=== Instruction ===
Read the records and write them out again exactly.

=== Information supplied ===
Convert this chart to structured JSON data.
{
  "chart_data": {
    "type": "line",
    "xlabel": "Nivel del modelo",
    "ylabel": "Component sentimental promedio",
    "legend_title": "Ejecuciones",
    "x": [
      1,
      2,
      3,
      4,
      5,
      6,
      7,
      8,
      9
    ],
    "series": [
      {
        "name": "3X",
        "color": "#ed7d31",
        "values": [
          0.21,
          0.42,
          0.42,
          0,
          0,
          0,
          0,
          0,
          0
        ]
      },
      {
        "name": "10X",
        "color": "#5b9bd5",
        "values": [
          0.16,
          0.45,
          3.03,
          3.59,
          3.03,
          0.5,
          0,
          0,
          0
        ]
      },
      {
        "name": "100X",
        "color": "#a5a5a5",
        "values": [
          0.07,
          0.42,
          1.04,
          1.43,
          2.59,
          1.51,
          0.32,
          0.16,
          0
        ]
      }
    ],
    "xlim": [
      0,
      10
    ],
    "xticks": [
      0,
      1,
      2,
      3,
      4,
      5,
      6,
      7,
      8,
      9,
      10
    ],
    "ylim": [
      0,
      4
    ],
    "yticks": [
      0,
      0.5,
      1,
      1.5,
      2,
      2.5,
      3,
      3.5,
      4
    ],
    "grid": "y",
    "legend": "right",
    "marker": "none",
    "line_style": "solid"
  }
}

=== Result of this task ===
Convert this chart to structured JSON data.
{
  "chart_data": {
    "type": "line",
    "xlabel": "Nivel del modelo",
    "ylabel": "Component sentimental promedio",
    "legend_title": "Ejecuciones",
    "x": [
      1,
      2,
      3,
      4,
      5,
      6,
      7,
      8,
      9
    ],
    "series": [
      {
        "name": "3X",
        "color": "#ed7d31",
        "values": [
          0.21,
          0.42,
          0.42,
          0,
          0,
          0,
          0,
          0,
          0
        ]
      },
      {
        "name": "10X",
        "color": "#5b9bd5",
        "values": [
          0.16,
          0.45,
          3.03,
          3.59,
          3.03,
          0.5,
          0,
          0,
          0
        ]
      },
      {
        "name": "100X",
        "color": "#a5a5a5",
        "values": [
          0.07,
          0.42,
          1.04,
          1.43,
          2.59,
          1.51,
          0.32,
          0.16,
          0
        ]
      }
    ],
    "xlim": [
      0,
      10
    ],
    "xticks": [
      0,
      1,
      2,
      3,
      4,
      5,
      6,
      7,
      8,
      9,
      10
    ],
    "ylim": [
      0,
      4
    ],
    "yticks": [
      0,
      0.5,
      1,
      1.5,
      2,
      2.5,
      3,
      3.5,
      4
    ],
    "grid": "y",
    "legend": "right",
    "marker": "none",
    "line_style": "solid"
  }
}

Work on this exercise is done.